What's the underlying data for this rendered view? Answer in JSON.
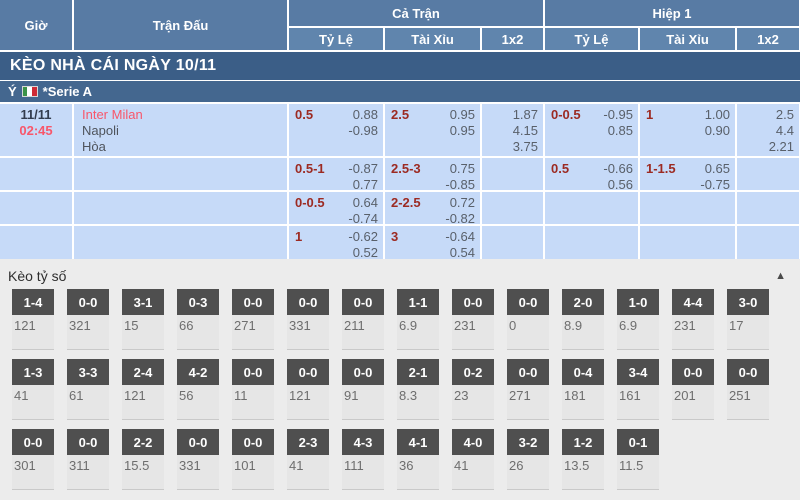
{
  "table_header": {
    "col_time": "Giờ",
    "col_match": "Trận Đấu",
    "group_full": "Cả Trận",
    "group_half": "Hiệp 1",
    "sub_handicap": "Tỷ Lệ",
    "sub_overunder": "Tài Xỉu",
    "sub_1x2": "1x2"
  },
  "section_bar": {
    "title": "KÈO NHÀ CÁI NGÀY 10/11"
  },
  "league_bar": {
    "country": "Ý",
    "flag_icon": "italy-flag",
    "name": "*Serie A"
  },
  "match": {
    "date": "11/11",
    "time": "02:45",
    "home": "Inter Milan",
    "away": "Napoli",
    "draw_label": "Hòa"
  },
  "odds_rows": [
    {
      "full": {
        "handicap": {
          "line": "0.5",
          "over": "0.88",
          "under": "-0.98"
        },
        "total": {
          "line": "2.5",
          "over": "0.95",
          "under": "0.95"
        },
        "x12": [
          "1.87",
          "4.15",
          "3.75"
        ]
      },
      "half": {
        "handicap": {
          "line": "0-0.5",
          "over": "-0.95",
          "under": "0.85"
        },
        "total": {
          "line": "1",
          "over": "1.00",
          "under": "0.90"
        },
        "x12": [
          "2.5",
          "4.4",
          "2.21"
        ]
      }
    },
    {
      "full": {
        "handicap": {
          "line": "0.5-1",
          "over": "-0.87",
          "under": "0.77"
        },
        "total": {
          "line": "2.5-3",
          "over": "0.75",
          "under": "-0.85"
        },
        "x12": []
      },
      "half": {
        "handicap": {
          "line": "0.5",
          "over": "-0.66",
          "under": "0.56"
        },
        "total": {
          "line": "1-1.5",
          "over": "0.65",
          "under": "-0.75"
        },
        "x12": []
      }
    },
    {
      "full": {
        "handicap": {
          "line": "0-0.5",
          "over": "0.64",
          "under": "-0.74"
        },
        "total": {
          "line": "2-2.5",
          "over": "0.72",
          "under": "-0.82"
        },
        "x12": []
      },
      "half": null
    },
    {
      "full": {
        "handicap": {
          "line": "1",
          "over": "-0.62",
          "under": "0.52"
        },
        "total": {
          "line": "3",
          "over": "-0.64",
          "under": "0.54"
        },
        "x12": []
      },
      "half": null
    }
  ],
  "correct_score": {
    "title": "Kèo tỷ số",
    "collapse_icon": "▲",
    "rows": [
      [
        {
          "score": "1-4",
          "odds": "121"
        },
        {
          "score": "0-0",
          "odds": "321"
        },
        {
          "score": "3-1",
          "odds": "15"
        },
        {
          "score": "0-3",
          "odds": "66"
        },
        {
          "score": "0-0",
          "odds": "271"
        },
        {
          "score": "0-0",
          "odds": "331"
        },
        {
          "score": "0-0",
          "odds": "211"
        },
        {
          "score": "1-1",
          "odds": "6.9"
        },
        {
          "score": "0-0",
          "odds": "231"
        },
        {
          "score": "0-0",
          "odds": "0"
        },
        {
          "score": "2-0",
          "odds": "8.9"
        },
        {
          "score": "1-0",
          "odds": "6.9"
        },
        {
          "score": "4-4",
          "odds": "231"
        },
        {
          "score": "3-0",
          "odds": "17"
        }
      ],
      [
        {
          "score": "1-3",
          "odds": "41"
        },
        {
          "score": "3-3",
          "odds": "61"
        },
        {
          "score": "2-4",
          "odds": "121"
        },
        {
          "score": "4-2",
          "odds": "56"
        },
        {
          "score": "0-0",
          "odds": "11"
        },
        {
          "score": "0-0",
          "odds": "121"
        },
        {
          "score": "0-0",
          "odds": "91"
        },
        {
          "score": "2-1",
          "odds": "8.3"
        },
        {
          "score": "0-2",
          "odds": "23"
        },
        {
          "score": "0-0",
          "odds": "271"
        },
        {
          "score": "0-4",
          "odds": "181"
        },
        {
          "score": "3-4",
          "odds": "161"
        },
        {
          "score": "0-0",
          "odds": "201"
        },
        {
          "score": "0-0",
          "odds": "251"
        }
      ],
      [
        {
          "score": "0-0",
          "odds": "301"
        },
        {
          "score": "0-0",
          "odds": "311"
        },
        {
          "score": "2-2",
          "odds": "15.5"
        },
        {
          "score": "0-0",
          "odds": "331"
        },
        {
          "score": "0-0",
          "odds": "101"
        },
        {
          "score": "2-3",
          "odds": "41"
        },
        {
          "score": "4-3",
          "odds": "111"
        },
        {
          "score": "4-1",
          "odds": "36"
        },
        {
          "score": "4-0",
          "odds": "41"
        },
        {
          "score": "3-2",
          "odds": "26"
        },
        {
          "score": "1-2",
          "odds": "13.5"
        },
        {
          "score": "0-1",
          "odds": "11.5"
        }
      ]
    ]
  },
  "colors": {
    "header_blue": "#587ba4",
    "subheader_blue": "#6085ad",
    "section_bar_blue": "#3b5e87",
    "league_bar_blue": "#44678f",
    "odds_cell_blue": "#c6daf8",
    "handicap_maroon": "#9c2a22",
    "odds_value_gray": "#59606a",
    "team_time_red": "#f8566a",
    "tile_header_gray": "#4f4f4f",
    "tile_body_gray": "#e6e6e6",
    "section_bg": "#ececec"
  }
}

--------

Set problem:
Repeat all the data as it stands, dropping any images it holds.

Full answer:
What's the underlying data for this rendered view? Answer in JSON.
{
  "table_header": {
    "col_time": "Giờ",
    "col_match": "Trận Đấu",
    "group_full": "Cả Trận",
    "group_half": "Hiệp 1",
    "sub_handicap": "Tỷ Lệ",
    "sub_overunder": "Tài Xỉu",
    "sub_1x2": "1x2"
  },
  "section_bar": {
    "title": "KÈO NHÀ CÁI NGÀY 10/11"
  },
  "league_bar": {
    "country": "Ý",
    "flag_icon": "italy-flag",
    "name": "*Serie A"
  },
  "match": {
    "date": "11/11",
    "time": "02:45",
    "home": "Inter Milan",
    "away": "Napoli",
    "draw_label": "Hòa"
  },
  "odds_rows": [
    {
      "full": {
        "handicap": {
          "line": "0.5",
          "over": "0.88",
          "under": "-0.98"
        },
        "total": {
          "line": "2.5",
          "over": "0.95",
          "under": "0.95"
        },
        "x12": [
          "1.87",
          "4.15",
          "3.75"
        ]
      },
      "half": {
        "handicap": {
          "line": "0-0.5",
          "over": "-0.95",
          "under": "0.85"
        },
        "total": {
          "line": "1",
          "over": "1.00",
          "under": "0.90"
        },
        "x12": [
          "2.5",
          "4.4",
          "2.21"
        ]
      }
    },
    {
      "full": {
        "handicap": {
          "line": "0.5-1",
          "over": "-0.87",
          "under": "0.77"
        },
        "total": {
          "line": "2.5-3",
          "over": "0.75",
          "under": "-0.85"
        },
        "x12": []
      },
      "half": {
        "handicap": {
          "line": "0.5",
          "over": "-0.66",
          "under": "0.56"
        },
        "total": {
          "line": "1-1.5",
          "over": "0.65",
          "under": "-0.75"
        },
        "x12": []
      }
    },
    {
      "full": {
        "handicap": {
          "line": "0-0.5",
          "over": "0.64",
          "under": "-0.74"
        },
        "total": {
          "line": "2-2.5",
          "over": "0.72",
          "under": "-0.82"
        },
        "x12": []
      },
      "half": null
    },
    {
      "full": {
        "handicap": {
          "line": "1",
          "over": "-0.62",
          "under": "0.52"
        },
        "total": {
          "line": "3",
          "over": "-0.64",
          "under": "0.54"
        },
        "x12": []
      },
      "half": null
    }
  ],
  "correct_score": {
    "title": "Kèo tỷ số",
    "collapse_icon": "▲",
    "rows": [
      [
        {
          "score": "1-4",
          "odds": "121"
        },
        {
          "score": "0-0",
          "odds": "321"
        },
        {
          "score": "3-1",
          "odds": "15"
        },
        {
          "score": "0-3",
          "odds": "66"
        },
        {
          "score": "0-0",
          "odds": "271"
        },
        {
          "score": "0-0",
          "odds": "331"
        },
        {
          "score": "0-0",
          "odds": "211"
        },
        {
          "score": "1-1",
          "odds": "6.9"
        },
        {
          "score": "0-0",
          "odds": "231"
        },
        {
          "score": "0-0",
          "odds": "0"
        },
        {
          "score": "2-0",
          "odds": "8.9"
        },
        {
          "score": "1-0",
          "odds": "6.9"
        },
        {
          "score": "4-4",
          "odds": "231"
        },
        {
          "score": "3-0",
          "odds": "17"
        }
      ],
      [
        {
          "score": "1-3",
          "odds": "41"
        },
        {
          "score": "3-3",
          "odds": "61"
        },
        {
          "score": "2-4",
          "odds": "121"
        },
        {
          "score": "4-2",
          "odds": "56"
        },
        {
          "score": "0-0",
          "odds": "11"
        },
        {
          "score": "0-0",
          "odds": "121"
        },
        {
          "score": "0-0",
          "odds": "91"
        },
        {
          "score": "2-1",
          "odds": "8.3"
        },
        {
          "score": "0-2",
          "odds": "23"
        },
        {
          "score": "0-0",
          "odds": "271"
        },
        {
          "score": "0-4",
          "odds": "181"
        },
        {
          "score": "3-4",
          "odds": "161"
        },
        {
          "score": "0-0",
          "odds": "201"
        },
        {
          "score": "0-0",
          "odds": "251"
        }
      ],
      [
        {
          "score": "0-0",
          "odds": "301"
        },
        {
          "score": "0-0",
          "odds": "311"
        },
        {
          "score": "2-2",
          "odds": "15.5"
        },
        {
          "score": "0-0",
          "odds": "331"
        },
        {
          "score": "0-0",
          "odds": "101"
        },
        {
          "score": "2-3",
          "odds": "41"
        },
        {
          "score": "4-3",
          "odds": "111"
        },
        {
          "score": "4-1",
          "odds": "36"
        },
        {
          "score": "4-0",
          "odds": "41"
        },
        {
          "score": "3-2",
          "odds": "26"
        },
        {
          "score": "1-2",
          "odds": "13.5"
        },
        {
          "score": "0-1",
          "odds": "11.5"
        }
      ]
    ]
  },
  "colors": {
    "header_blue": "#587ba4",
    "subheader_blue": "#6085ad",
    "section_bar_blue": "#3b5e87",
    "league_bar_blue": "#44678f",
    "odds_cell_blue": "#c6daf8",
    "handicap_maroon": "#9c2a22",
    "odds_value_gray": "#59606a",
    "team_time_red": "#f8566a",
    "tile_header_gray": "#4f4f4f",
    "tile_body_gray": "#e6e6e6",
    "section_bg": "#ececec"
  }
}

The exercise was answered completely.